## Problem statement
Your job is to retype all of the data word for word, leaving every image out.

● ● ● ● ●

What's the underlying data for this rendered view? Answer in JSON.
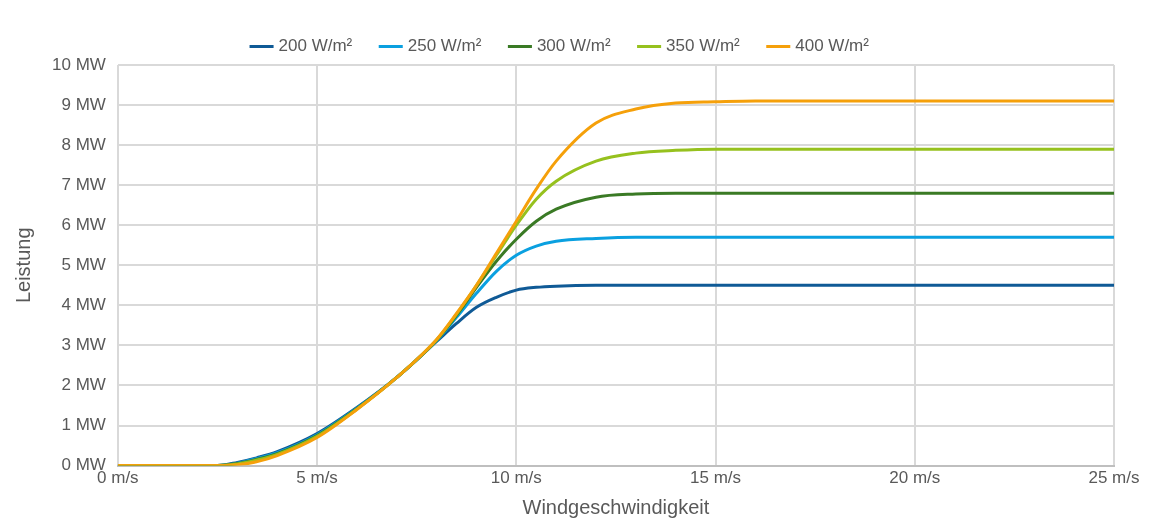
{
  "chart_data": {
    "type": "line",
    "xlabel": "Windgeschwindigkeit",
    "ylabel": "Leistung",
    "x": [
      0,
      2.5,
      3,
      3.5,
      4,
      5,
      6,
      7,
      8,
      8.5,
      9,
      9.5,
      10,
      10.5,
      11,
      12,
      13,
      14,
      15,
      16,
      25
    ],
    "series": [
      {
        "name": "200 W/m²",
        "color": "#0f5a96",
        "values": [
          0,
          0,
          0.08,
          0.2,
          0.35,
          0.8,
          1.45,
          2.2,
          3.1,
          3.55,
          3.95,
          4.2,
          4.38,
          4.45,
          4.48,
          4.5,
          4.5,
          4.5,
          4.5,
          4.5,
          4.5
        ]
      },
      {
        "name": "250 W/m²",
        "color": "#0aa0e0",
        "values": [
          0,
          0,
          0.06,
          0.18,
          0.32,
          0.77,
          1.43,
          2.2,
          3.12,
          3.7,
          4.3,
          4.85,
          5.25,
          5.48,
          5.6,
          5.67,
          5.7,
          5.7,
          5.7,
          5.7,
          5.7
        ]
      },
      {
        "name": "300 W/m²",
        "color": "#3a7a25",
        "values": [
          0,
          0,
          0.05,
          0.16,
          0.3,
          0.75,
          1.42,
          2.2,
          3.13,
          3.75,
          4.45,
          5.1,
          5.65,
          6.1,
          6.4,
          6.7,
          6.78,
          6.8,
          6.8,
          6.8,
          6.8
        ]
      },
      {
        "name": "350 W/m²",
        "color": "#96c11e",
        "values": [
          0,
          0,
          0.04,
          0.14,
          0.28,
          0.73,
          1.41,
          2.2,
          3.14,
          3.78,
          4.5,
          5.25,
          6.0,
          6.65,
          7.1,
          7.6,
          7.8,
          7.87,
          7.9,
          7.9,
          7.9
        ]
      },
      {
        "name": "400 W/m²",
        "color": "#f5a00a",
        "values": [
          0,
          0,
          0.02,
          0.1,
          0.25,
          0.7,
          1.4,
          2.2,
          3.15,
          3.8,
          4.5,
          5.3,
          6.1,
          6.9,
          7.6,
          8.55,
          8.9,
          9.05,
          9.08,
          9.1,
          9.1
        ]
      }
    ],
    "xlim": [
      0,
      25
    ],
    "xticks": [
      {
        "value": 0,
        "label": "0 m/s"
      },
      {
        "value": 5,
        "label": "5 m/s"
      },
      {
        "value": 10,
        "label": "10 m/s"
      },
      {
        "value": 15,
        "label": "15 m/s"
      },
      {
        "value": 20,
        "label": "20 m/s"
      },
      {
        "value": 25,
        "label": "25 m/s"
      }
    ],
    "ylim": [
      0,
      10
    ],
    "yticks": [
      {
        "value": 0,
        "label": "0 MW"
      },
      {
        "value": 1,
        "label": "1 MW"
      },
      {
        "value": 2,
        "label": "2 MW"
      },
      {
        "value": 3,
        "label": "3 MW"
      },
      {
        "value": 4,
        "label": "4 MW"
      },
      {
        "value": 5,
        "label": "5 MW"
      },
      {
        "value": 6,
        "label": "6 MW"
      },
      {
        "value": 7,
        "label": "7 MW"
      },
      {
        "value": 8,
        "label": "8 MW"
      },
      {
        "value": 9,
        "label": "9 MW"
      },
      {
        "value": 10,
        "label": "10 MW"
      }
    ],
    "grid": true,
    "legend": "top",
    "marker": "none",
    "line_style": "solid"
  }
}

● ● ● ● ●

## Reply to the exercise
What's the underlying data for this rendered view? Answer in JSON.
{
  "chart_data": {
    "type": "line",
    "xlabel": "Windgeschwindigkeit",
    "ylabel": "Leistung",
    "x": [
      0,
      2.5,
      3,
      3.5,
      4,
      5,
      6,
      7,
      8,
      8.5,
      9,
      9.5,
      10,
      10.5,
      11,
      12,
      13,
      14,
      15,
      16,
      25
    ],
    "series": [
      {
        "name": "200 W/m²",
        "color": "#0f5a96",
        "values": [
          0,
          0,
          0.08,
          0.2,
          0.35,
          0.8,
          1.45,
          2.2,
          3.1,
          3.55,
          3.95,
          4.2,
          4.38,
          4.45,
          4.48,
          4.5,
          4.5,
          4.5,
          4.5,
          4.5,
          4.5
        ]
      },
      {
        "name": "250 W/m²",
        "color": "#0aa0e0",
        "values": [
          0,
          0,
          0.06,
          0.18,
          0.32,
          0.77,
          1.43,
          2.2,
          3.12,
          3.7,
          4.3,
          4.85,
          5.25,
          5.48,
          5.6,
          5.67,
          5.7,
          5.7,
          5.7,
          5.7,
          5.7
        ]
      },
      {
        "name": "300 W/m²",
        "color": "#3a7a25",
        "values": [
          0,
          0,
          0.05,
          0.16,
          0.3,
          0.75,
          1.42,
          2.2,
          3.13,
          3.75,
          4.45,
          5.1,
          5.65,
          6.1,
          6.4,
          6.7,
          6.78,
          6.8,
          6.8,
          6.8,
          6.8
        ]
      },
      {
        "name": "350 W/m²",
        "color": "#96c11e",
        "values": [
          0,
          0,
          0.04,
          0.14,
          0.28,
          0.73,
          1.41,
          2.2,
          3.14,
          3.78,
          4.5,
          5.25,
          6.0,
          6.65,
          7.1,
          7.6,
          7.8,
          7.87,
          7.9,
          7.9,
          7.9
        ]
      },
      {
        "name": "400 W/m²",
        "color": "#f5a00a",
        "values": [
          0,
          0,
          0.02,
          0.1,
          0.25,
          0.7,
          1.4,
          2.2,
          3.15,
          3.8,
          4.5,
          5.3,
          6.1,
          6.9,
          7.6,
          8.55,
          8.9,
          9.05,
          9.08,
          9.1,
          9.1
        ]
      }
    ],
    "xlim": [
      0,
      25
    ],
    "xticks": [
      {
        "value": 0,
        "label": "0 m/s"
      },
      {
        "value": 5,
        "label": "5 m/s"
      },
      {
        "value": 10,
        "label": "10 m/s"
      },
      {
        "value": 15,
        "label": "15 m/s"
      },
      {
        "value": 20,
        "label": "20 m/s"
      },
      {
        "value": 25,
        "label": "25 m/s"
      }
    ],
    "ylim": [
      0,
      10
    ],
    "yticks": [
      {
        "value": 0,
        "label": "0 MW"
      },
      {
        "value": 1,
        "label": "1 MW"
      },
      {
        "value": 2,
        "label": "2 MW"
      },
      {
        "value": 3,
        "label": "3 MW"
      },
      {
        "value": 4,
        "label": "4 MW"
      },
      {
        "value": 5,
        "label": "5 MW"
      },
      {
        "value": 6,
        "label": "6 MW"
      },
      {
        "value": 7,
        "label": "7 MW"
      },
      {
        "value": 8,
        "label": "8 MW"
      },
      {
        "value": 9,
        "label": "9 MW"
      },
      {
        "value": 10,
        "label": "10 MW"
      }
    ],
    "grid": true,
    "legend": "top",
    "marker": "none",
    "line_style": "solid"
  }
}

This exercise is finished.